Select lines where the word "grid" appears.

RECORDS FOR THE EXERCISE

────

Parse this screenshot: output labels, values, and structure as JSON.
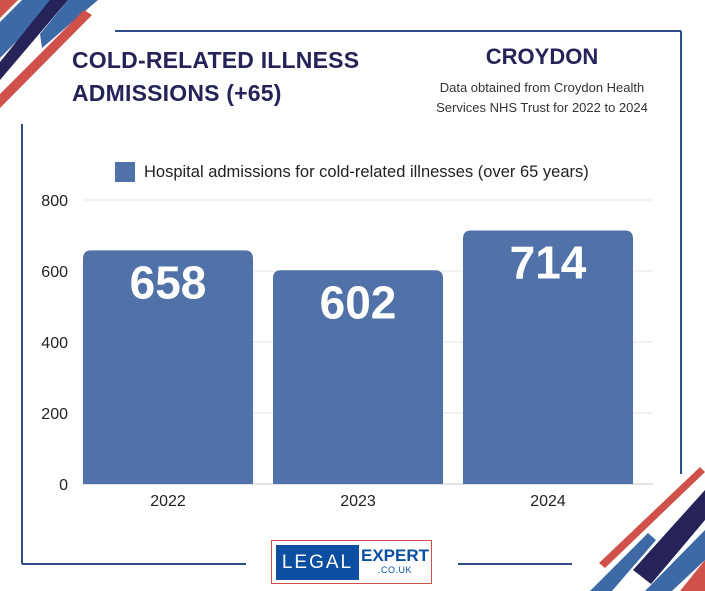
{
  "header": {
    "title_line1": "COLD-RELATED ILLNESS",
    "title_line2": "ADMISSIONS (+65)",
    "city": "CROYDON",
    "source_line1": "Data obtained from Croydon Health",
    "source_line2": "Services NHS Trust for 2022 to 2024"
  },
  "logo": {
    "left_text": "LEGAL",
    "right_text": "EXPERT",
    "suffix": ".CO.UK"
  },
  "colors": {
    "bar": "#5072a8",
    "navy": "#252357",
    "red": "#d0504a",
    "blue": "#3d69a6",
    "frame": "#2e4f86"
  },
  "chart_data": {
    "type": "bar",
    "title": "COLD-RELATED ILLNESS ADMISSIONS (+65)",
    "categories": [
      "2022",
      "2023",
      "2024"
    ],
    "series": [
      {
        "name": "Hospital admissions for cold-related illnesses (over 65 years)",
        "values": [
          658,
          602,
          714
        ]
      }
    ],
    "data_labels": [
      "658",
      "602",
      "714"
    ],
    "yticks": [
      "0",
      "200",
      "400",
      "600",
      "800"
    ],
    "ylim": [
      0,
      800
    ],
    "grid": true,
    "legend": "top",
    "xlabel": "",
    "ylabel": ""
  }
}
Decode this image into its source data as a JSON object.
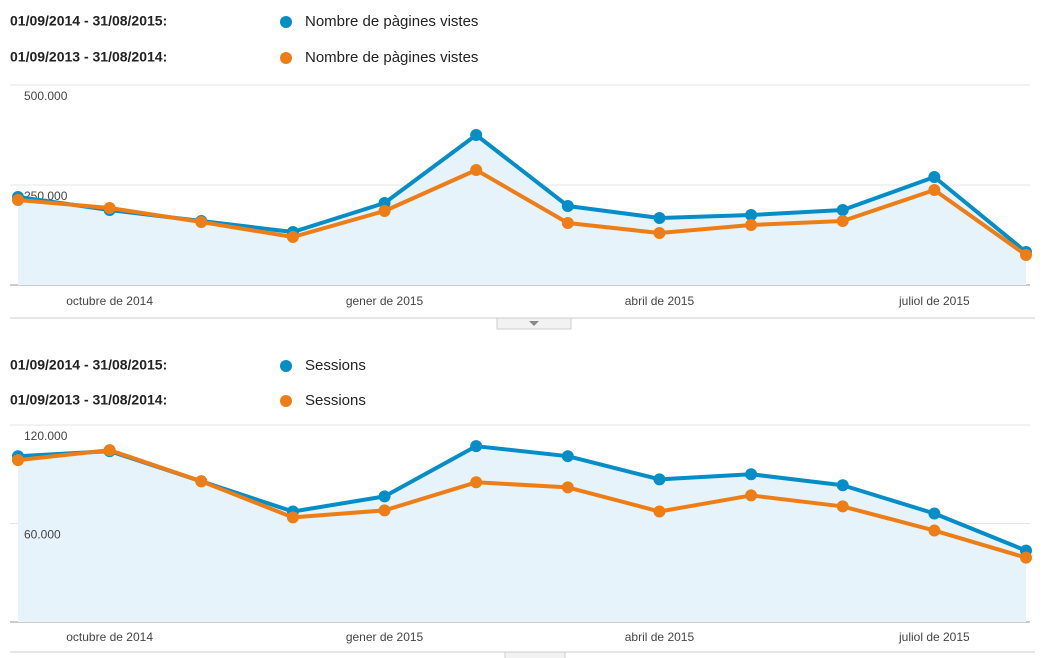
{
  "chart_data": [
    {
      "type": "line",
      "categories": [
        null,
        "octubre de 2014",
        null,
        null,
        "gener de 2015",
        null,
        null,
        "abril de 2015",
        null,
        null,
        "juliol de 2015",
        null
      ],
      "series": [
        {
          "period": "01/09/2014 - 31/08/2015:",
          "name": "Nombre de pàgines vistes",
          "color": "#058dc7",
          "values": [
            220000,
            187500,
            160000,
            132500,
            205000,
            375000,
            197500,
            167500,
            175000,
            187500,
            270000,
            82500
          ]
        },
        {
          "period": "01/09/2013 - 31/08/2014:",
          "name": "Nombre de pàgines vistes",
          "color": "#ed7e17",
          "values": [
            212500,
            192500,
            157500,
            120000,
            185000,
            287500,
            155000,
            130000,
            150000,
            160000,
            237500,
            75000
          ]
        }
      ],
      "ylim": [
        0,
        500000
      ],
      "yticks": [
        {
          "value": 500000,
          "label": "500.000"
        },
        {
          "value": 250000,
          "label": "250.000"
        }
      ],
      "grid": true
    },
    {
      "type": "line",
      "categories": [
        null,
        "octubre de 2014",
        null,
        null,
        "gener de 2015",
        null,
        null,
        "abril de 2015",
        null,
        null,
        "juliol de 2015",
        null
      ],
      "series": [
        {
          "period": "01/09/2014 - 31/08/2015:",
          "name": "Sessions",
          "color": "#058dc7",
          "values": [
            101000,
            104100,
            85700,
            67300,
            76500,
            107100,
            101000,
            86900,
            90000,
            83300,
            66100,
            43500
          ]
        },
        {
          "period": "01/09/2013 - 31/08/2014:",
          "name": "Sessions",
          "color": "#ed7e17",
          "values": [
            98600,
            104700,
            85700,
            63700,
            68000,
            85100,
            82000,
            67300,
            77100,
            70400,
            55700,
            39200
          ]
        }
      ],
      "ylim": [
        0,
        120000
      ],
      "yticks": [
        {
          "value": 120000,
          "label": "120.000"
        },
        {
          "value": 60000,
          "label": "60.000"
        }
      ],
      "grid": true
    }
  ]
}
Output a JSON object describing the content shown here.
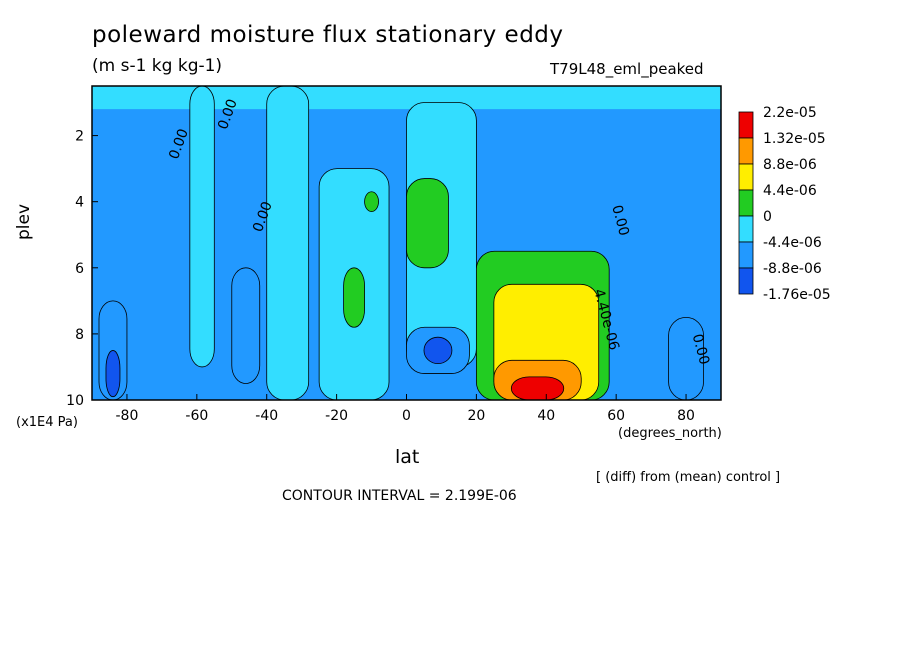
{
  "chart_data": {
    "type": "heatmap",
    "title": "poleward moisture flux stationary eddy",
    "units": "(m s-1 kg kg-1)",
    "experiment": "T79L48_eml_peaked",
    "xlabel": "lat",
    "xunits": "(degrees_north)",
    "ylabel": "plev",
    "yunits": "(x1E4 Pa)",
    "xlim": [
      -90,
      90
    ],
    "ylim": [
      0.5,
      10
    ],
    "y_inverted": true,
    "x_ticks": [
      -80,
      -60,
      -40,
      -20,
      0,
      20,
      40,
      60,
      80
    ],
    "y_ticks": [
      2,
      4,
      6,
      8,
      10
    ],
    "note": "[ (diff) from (mean) control ]",
    "contour_interval": "CONTOUR INTERVAL = 2.199E-06",
    "contour_labels": [
      "0.00",
      "4.40e-06"
    ],
    "legend": {
      "position": "right",
      "levels": [
        "2.2e-05",
        "1.32e-05",
        "8.8e-06",
        "4.4e-06",
        "0",
        "-4.4e-06",
        "-8.8e-06",
        "-1.76e-05"
      ],
      "colors": [
        "#ee0000",
        "#ff9900",
        "#ffee00",
        "#22cc22",
        "#33ddff",
        "#2299ff",
        "#1155ee"
      ],
      "color_classes": [
        "1.32e-05 to 2.2e-05",
        "8.8e-06 to 1.32e-05",
        "4.4e-06 to 8.8e-06",
        "0 to 4.4e-06",
        "-4.4e-06 to 0",
        "-8.8e-06 to -4.4e-06",
        "-1.76e-05 to -8.8e-06"
      ]
    },
    "regions": [
      {
        "level": "positive",
        "lat": [
          -62,
          -55
        ],
        "plev": [
          0.5,
          9
        ]
      },
      {
        "level": "positive",
        "lat": [
          -40,
          -28
        ],
        "plev": [
          0.5,
          10
        ]
      },
      {
        "level": "positive",
        "lat": [
          -25,
          -5
        ],
        "plev": [
          3,
          10
        ]
      },
      {
        "level": "positive",
        "lat": [
          0,
          20
        ],
        "plev": [
          1,
          9
        ]
      },
      {
        "level": "4.4e-06",
        "lat": [
          -12,
          -8
        ],
        "plev": [
          3.7,
          4.3
        ]
      },
      {
        "level": "4.4e-06",
        "lat": [
          -18,
          -12
        ],
        "plev": [
          6,
          7.8
        ]
      },
      {
        "level": "4.4e-06",
        "lat": [
          0,
          12
        ],
        "plev": [
          3.3,
          6
        ]
      },
      {
        "level": "4.4e-06",
        "lat": [
          20,
          58
        ],
        "plev": [
          5.5,
          10
        ]
      },
      {
        "level": "8.8e-06",
        "lat": [
          25,
          55
        ],
        "plev": [
          6.5,
          10
        ]
      },
      {
        "level": "1.32e-05",
        "lat": [
          25,
          50
        ],
        "plev": [
          8.8,
          10
        ]
      },
      {
        "level": "2.2e-05",
        "lat": [
          30,
          45
        ],
        "plev": [
          9.3,
          10
        ]
      },
      {
        "level": "-4.4e-06",
        "lat": [
          -88,
          -80
        ],
        "plev": [
          7,
          10
        ]
      },
      {
        "level": "-8.8e-06",
        "lat": [
          -86,
          -82
        ],
        "plev": [
          8.5,
          9.9
        ]
      },
      {
        "level": "-4.4e-06",
        "lat": [
          -50,
          -42
        ],
        "plev": [
          6,
          9.5
        ]
      },
      {
        "level": "-4.4e-06",
        "lat": [
          0,
          18
        ],
        "plev": [
          7.8,
          9.2
        ]
      },
      {
        "level": "-8.8e-06",
        "lat": [
          5,
          13
        ],
        "plev": [
          8.1,
          8.9
        ]
      },
      {
        "level": "-4.4e-06",
        "lat": [
          75,
          85
        ],
        "plev": [
          7.5,
          10
        ]
      }
    ]
  }
}
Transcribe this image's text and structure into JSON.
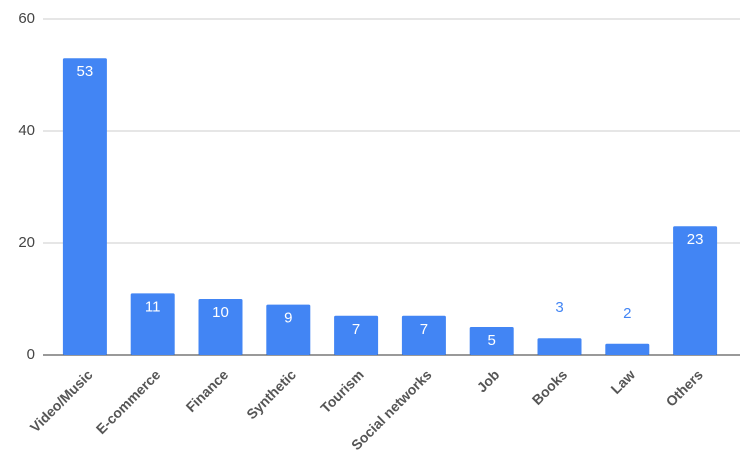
{
  "chart_data": {
    "type": "bar",
    "categories": [
      "Video/Music",
      "E-commerce",
      "Finance",
      "Synthetic",
      "Tourism",
      "Social networks",
      "Job",
      "Books",
      "Law",
      "Others"
    ],
    "values": [
      53,
      11,
      10,
      9,
      7,
      7,
      5,
      3,
      2,
      23
    ],
    "color": "#4285f4",
    "ylim": [
      0,
      60
    ],
    "yticks": [
      0,
      20,
      40,
      60
    ],
    "grid": true
  }
}
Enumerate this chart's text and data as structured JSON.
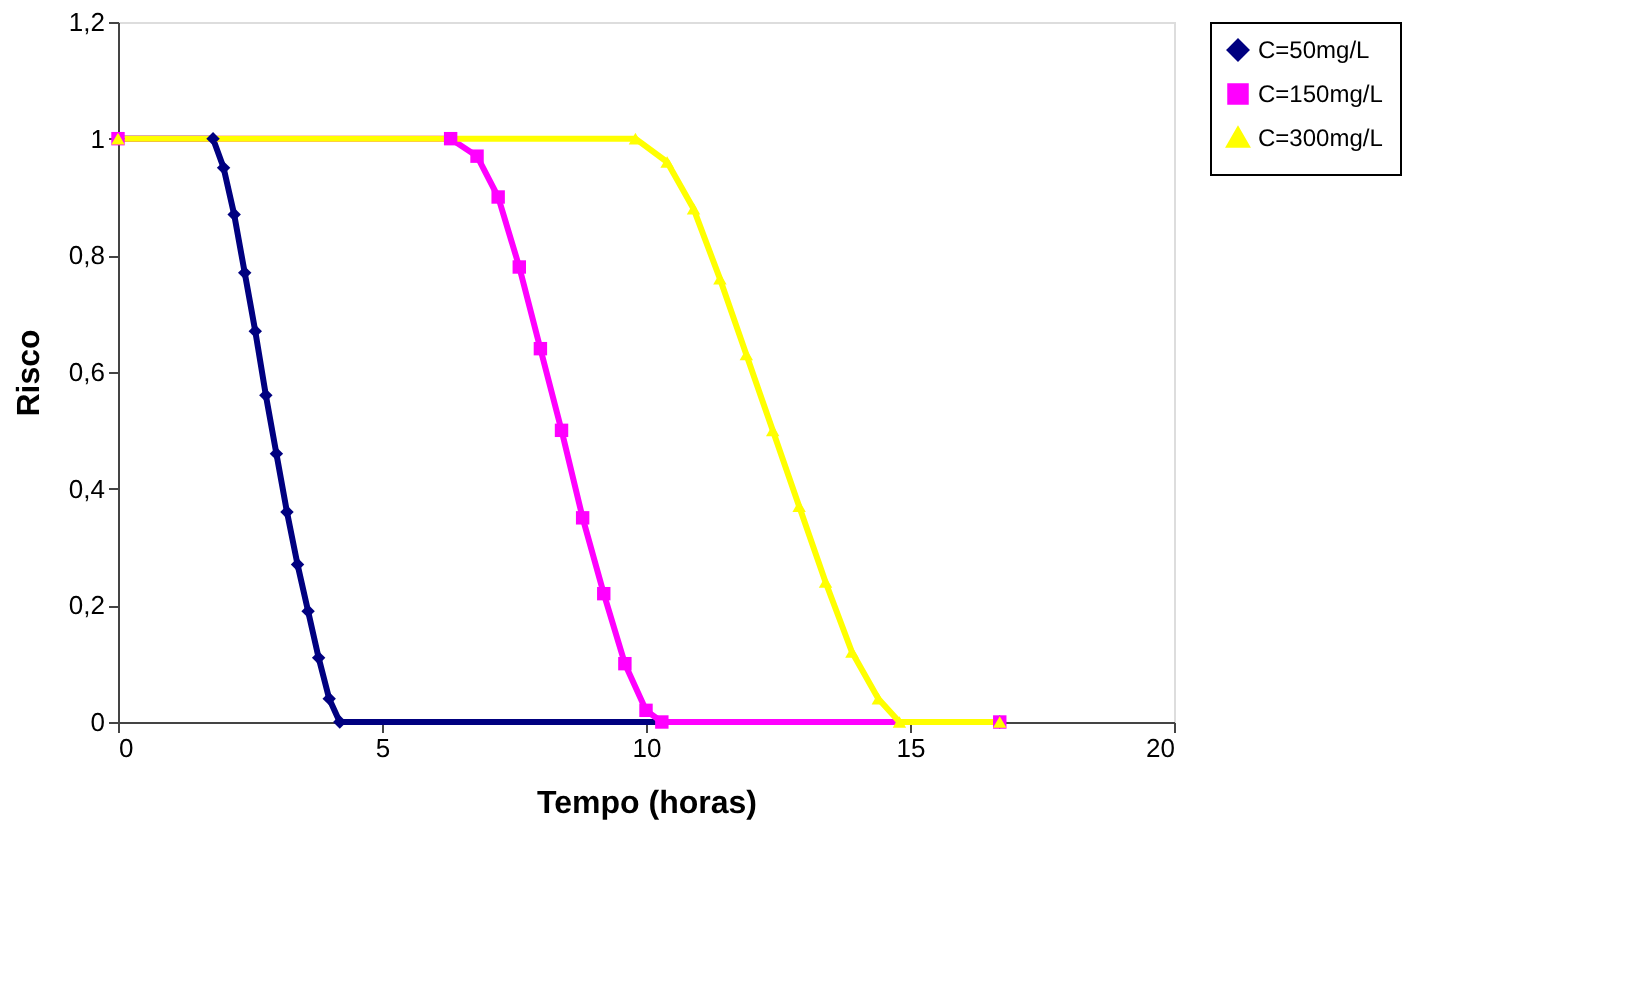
{
  "chart_data": {
    "type": "line",
    "xlabel": "Tempo (horas)",
    "ylabel": "Risco",
    "xlim": [
      0,
      20
    ],
    "xticks": [
      0,
      5,
      10,
      15,
      20
    ],
    "ylim": [
      0,
      1.2
    ],
    "yticks": [
      0,
      {
        "value": 0.2,
        "label": "0,2"
      },
      {
        "value": 0.4,
        "label": "0,4"
      },
      {
        "value": 0.6,
        "label": "0,6"
      },
      {
        "value": 0.8,
        "label": "0,8"
      },
      1,
      {
        "value": 1.2,
        "label": "1,2"
      }
    ],
    "grid": false,
    "legend": "top right",
    "line_style": "solid",
    "series": [
      {
        "name": "C=50mg/L",
        "color": "#000080",
        "marker": "diamond",
        "x": [
          0,
          1.8,
          2.0,
          2.2,
          2.4,
          2.6,
          2.8,
          3.0,
          3.2,
          3.4,
          3.6,
          3.8,
          4.0,
          4.2,
          16.7
        ],
        "values": [
          1,
          1,
          0.95,
          0.87,
          0.77,
          0.67,
          0.56,
          0.46,
          0.36,
          0.27,
          0.19,
          0.11,
          0.04,
          0,
          0
        ]
      },
      {
        "name": "C=150mg/L",
        "color": "#ff00ff",
        "marker": "square",
        "x": [
          0,
          6.3,
          6.8,
          7.2,
          7.6,
          8.0,
          8.4,
          8.8,
          9.2,
          9.6,
          10.0,
          10.3,
          16.7
        ],
        "values": [
          1,
          1,
          0.97,
          0.9,
          0.78,
          0.64,
          0.5,
          0.35,
          0.22,
          0.1,
          0.02,
          0,
          0
        ]
      },
      {
        "name": "C=300mg/L",
        "color": "#ffff00",
        "marker": "triangle",
        "x": [
          0,
          9.8,
          10.4,
          10.9,
          11.4,
          11.9,
          12.4,
          12.9,
          13.4,
          13.9,
          14.4,
          14.8,
          16.7
        ],
        "values": [
          1,
          1,
          0.96,
          0.88,
          0.76,
          0.63,
          0.5,
          0.37,
          0.24,
          0.12,
          0.04,
          0,
          0
        ]
      }
    ]
  }
}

────

PROBLEM SOLUTION
    "grid": true,
      "grid": true
      "grid": true
    "grid": true
    "grid": false,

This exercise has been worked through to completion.